What is required
Images do not belong in the copy. Retype all the entries below exactly.

■ ■ ■ ■ ■

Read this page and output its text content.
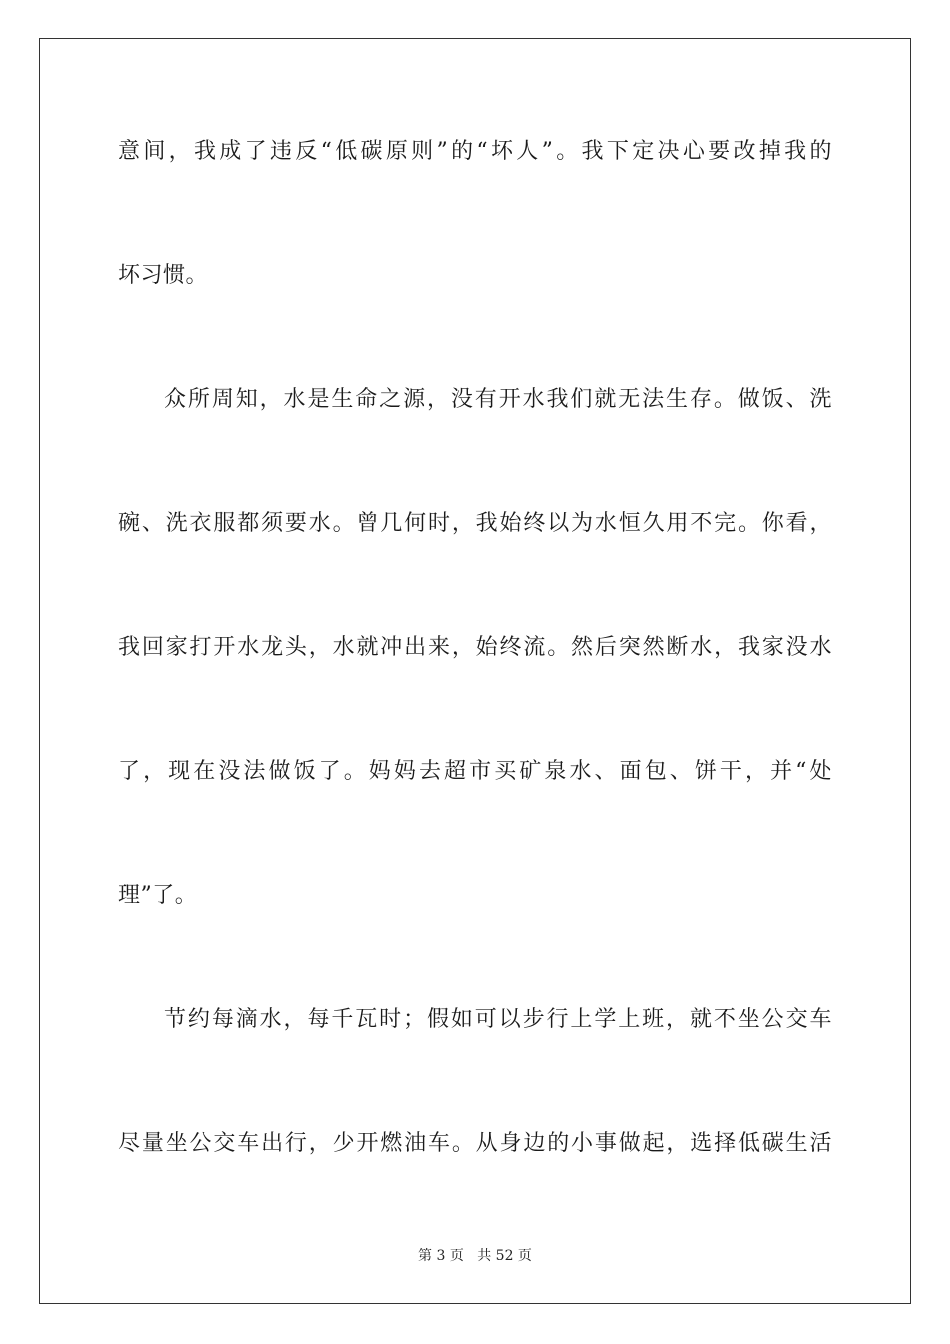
意间，我成了违反“低碳原则”的“坏人”。我下定决心要改掉我的
坏习惯。
众所周知，水是生命之源，没有开水我们就无法生存。做饭、洗
碗、洗衣服都须要水。曾几何时，我始终以为水恒久用不完。你看，
我回家打开水龙头，水就冲出来，始终流。然后突然断水，我家没水
了，现在没法做饭了。妈妈去超市买矿泉水、面包、饼干，并“处
理”了。
节约每滴水，每千瓦时；假如可以步行上学上班，就不坐公交车
尽量坐公交车出行，少开燃油车。从身边的小事做起，选择低碳生活
第 3 页 共 52 页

■ ■ ■ ■ ■

Result of this task
Read this page and output its text content.
意间，我成了违反“低碳原则”的“坏人”。我下定决心要改掉我的
坏习惯。
众所周知，水是生命之源，没有开水我们就无法生存。做饭、洗
碗、洗衣服都须要水。曾几何时，我始终以为水恒久用不完。你看，
我回家打开水龙头，水就冲出来，始终流。然后突然断水，我家没水
了，现在没法做饭了。妈妈去超市买矿泉水、面包、饼干，并“处
理”了。
节约每滴水，每千瓦时；假如可以步行上学上班，就不坐公交车
尽量坐公交车出行，少开燃油车。从身边的小事做起，选择低碳生活
第 3 页 共 52 页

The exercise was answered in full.